-- Begin PROVIDED DATA --

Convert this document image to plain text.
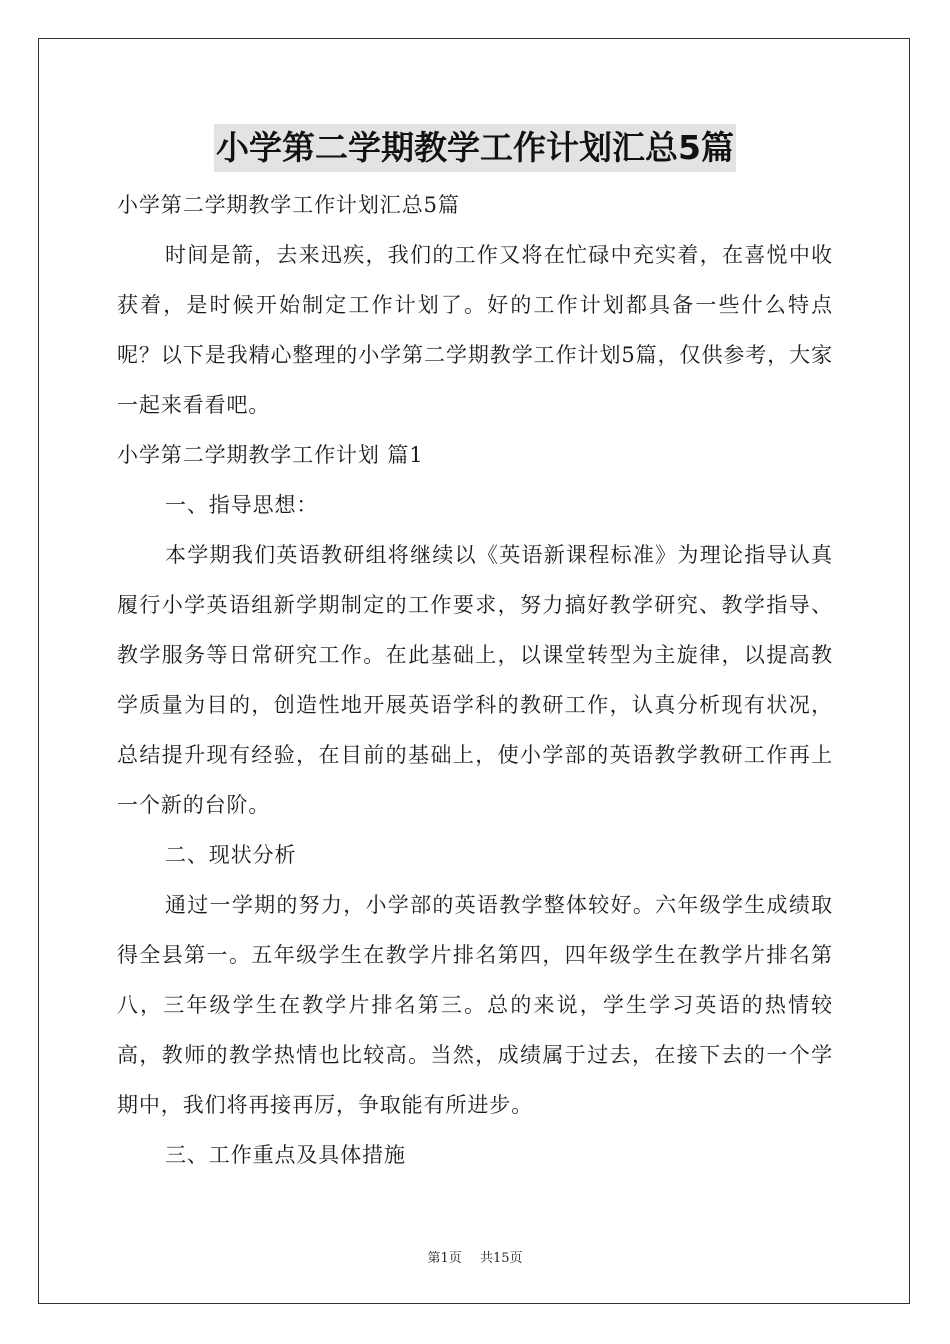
小学第二学期教学工作计划汇总5篇

小学第二学期教学工作计划汇总5篇

时间是箭，去来迅疾，我们的工作又将在忙碌中充实着，在喜悦中收获着，是时候开始制定工作计划了。好的工作计划都具备一些什么特点呢？以下是我精心整理的小学第二学期教学工作计划5篇，仅供参考，大家一起来看看吧。

小学第二学期教学工作计划 篇1

一、指导思想：

本学期我们英语教研组将继续以《英语新课程标准》为理论指导认真履行小学英语组新学期制定的工作要求，努力搞好教学研究、教学指导、教学服务等日常研究工作。在此基础上，以课堂转型为主旋律，以提高教学质量为目的，创造性地开展英语学科的教研工作，认真分析现有状况，总结提升现有经验，在目前的基础上，使小学部的英语教学教研工作再上一个新的台阶。

二、现状分析

通过一学期的努力，小学部的英语教学整体较好。六年级学生成绩取得全县第一。五年级学生在教学片排名第四，四年级学生在教学片排名第八，三年级学生在教学片排名第三。总的来说，学生学习英语的热情较高，教师的教学热情也比较高。当然，成绩属于过去，在接下去的一个学期中，我们将再接再厉，争取能有所进步。

三、工作重点及具体措施

第1页 共15页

-- End PROVIDED DATA --

DIRECTIONS FOR THIS TASK: Please write out all of the material above without changing a word, and omit any pictures.

EXERCISE ANSWER:
Convert this document image to plain text.
小学第二学期教学工作计划汇总5篇

小学第二学期教学工作计划汇总5篇

时间是箭，去来迅疾，我们的工作又将在忙碌中充实着，在喜悦中收获着，是时候开始制定工作计划了。好的工作计划都具备一些什么特点呢？以下是我精心整理的小学第二学期教学工作计划5篇，仅供参考，大家一起来看看吧。

小学第二学期教学工作计划 篇1

一、指导思想：

本学期我们英语教研组将继续以《英语新课程标准》为理论指导认真履行小学英语组新学期制定的工作要求，努力搞好教学研究、教学指导、教学服务等日常研究工作。在此基础上，以课堂转型为主旋律，以提高教学质量为目的，创造性地开展英语学科的教研工作，认真分析现有状况，总结提升现有经验，在目前的基础上，使小学部的英语教学教研工作再上一个新的台阶。

二、现状分析

通过一学期的努力，小学部的英语教学整体较好。六年级学生成绩取得全县第一。五年级学生在教学片排名第四，四年级学生在教学片排名第八，三年级学生在教学片排名第三。总的来说，学生学习英语的热情较高，教师的教学热情也比较高。当然，成绩属于过去，在接下去的一个学期中，我们将再接再厉，争取能有所进步。

三、工作重点及具体措施

第1页 共15页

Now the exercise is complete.